### [Requirement]
Select lines where the word "牢牢把握" appears.

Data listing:
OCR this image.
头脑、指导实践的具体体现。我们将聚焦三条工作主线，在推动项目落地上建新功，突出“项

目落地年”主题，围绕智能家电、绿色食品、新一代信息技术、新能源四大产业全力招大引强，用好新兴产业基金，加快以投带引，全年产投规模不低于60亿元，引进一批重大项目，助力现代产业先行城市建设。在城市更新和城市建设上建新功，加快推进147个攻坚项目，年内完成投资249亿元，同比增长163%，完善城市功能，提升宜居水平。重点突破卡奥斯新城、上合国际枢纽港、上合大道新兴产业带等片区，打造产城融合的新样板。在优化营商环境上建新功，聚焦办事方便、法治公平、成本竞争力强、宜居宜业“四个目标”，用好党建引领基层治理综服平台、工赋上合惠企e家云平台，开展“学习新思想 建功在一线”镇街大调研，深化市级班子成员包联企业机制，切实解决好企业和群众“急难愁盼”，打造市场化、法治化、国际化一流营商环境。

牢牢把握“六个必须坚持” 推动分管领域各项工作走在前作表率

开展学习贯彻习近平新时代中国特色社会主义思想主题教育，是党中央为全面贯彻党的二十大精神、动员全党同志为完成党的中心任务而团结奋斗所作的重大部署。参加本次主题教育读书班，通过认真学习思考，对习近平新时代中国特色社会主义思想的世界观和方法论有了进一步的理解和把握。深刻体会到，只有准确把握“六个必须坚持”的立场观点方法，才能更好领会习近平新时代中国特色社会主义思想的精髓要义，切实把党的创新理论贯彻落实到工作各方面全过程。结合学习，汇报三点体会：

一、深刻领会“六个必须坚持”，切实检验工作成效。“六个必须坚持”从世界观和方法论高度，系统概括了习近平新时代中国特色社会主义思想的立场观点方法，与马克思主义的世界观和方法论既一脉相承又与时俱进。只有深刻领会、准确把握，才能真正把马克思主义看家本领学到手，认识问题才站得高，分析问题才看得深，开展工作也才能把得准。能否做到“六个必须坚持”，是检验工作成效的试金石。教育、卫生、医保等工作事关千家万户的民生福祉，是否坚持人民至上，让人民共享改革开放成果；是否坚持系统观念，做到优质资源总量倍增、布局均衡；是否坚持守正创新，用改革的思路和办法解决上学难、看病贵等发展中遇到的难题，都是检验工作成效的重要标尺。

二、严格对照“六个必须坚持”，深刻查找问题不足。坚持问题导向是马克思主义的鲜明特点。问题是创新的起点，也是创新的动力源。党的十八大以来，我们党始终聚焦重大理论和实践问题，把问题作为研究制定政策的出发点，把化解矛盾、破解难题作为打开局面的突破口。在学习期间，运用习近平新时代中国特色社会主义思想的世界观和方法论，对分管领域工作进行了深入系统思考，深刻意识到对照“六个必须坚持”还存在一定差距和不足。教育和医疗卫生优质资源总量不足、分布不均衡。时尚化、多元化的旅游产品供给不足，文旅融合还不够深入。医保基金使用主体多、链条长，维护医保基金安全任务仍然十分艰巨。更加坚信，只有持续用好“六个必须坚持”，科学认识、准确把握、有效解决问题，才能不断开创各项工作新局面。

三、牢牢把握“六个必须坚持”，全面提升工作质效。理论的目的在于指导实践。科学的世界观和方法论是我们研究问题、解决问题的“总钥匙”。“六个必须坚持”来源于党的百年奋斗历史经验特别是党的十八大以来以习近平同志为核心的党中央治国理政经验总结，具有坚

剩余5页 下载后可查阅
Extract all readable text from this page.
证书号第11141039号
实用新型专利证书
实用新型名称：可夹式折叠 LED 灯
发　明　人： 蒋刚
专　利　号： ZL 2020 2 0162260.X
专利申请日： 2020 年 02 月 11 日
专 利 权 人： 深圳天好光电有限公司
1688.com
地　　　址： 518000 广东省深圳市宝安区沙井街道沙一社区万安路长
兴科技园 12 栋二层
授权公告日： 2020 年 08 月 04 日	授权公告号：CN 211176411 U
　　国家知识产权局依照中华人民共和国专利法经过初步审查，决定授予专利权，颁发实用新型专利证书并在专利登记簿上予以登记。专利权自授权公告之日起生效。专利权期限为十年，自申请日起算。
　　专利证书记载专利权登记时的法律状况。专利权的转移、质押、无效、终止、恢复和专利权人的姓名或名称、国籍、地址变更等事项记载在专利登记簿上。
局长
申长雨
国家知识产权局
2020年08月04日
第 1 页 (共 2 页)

### [The result]
牢牢把握“六个必须坚持” 推动分管领域各项工作走在前作表率
三、牢牢把握“六个必须坚持”，全面提升工作质效。理论的目的在于指导实践。科学的世界观和方法论是我们研究问题、解决问题的“总钥匙”。“六个必须坚持”来源于党的百年奋斗历史经验特别是党的十八大以来以习近平同志为核心的党中央治国理政经验总结，具有坚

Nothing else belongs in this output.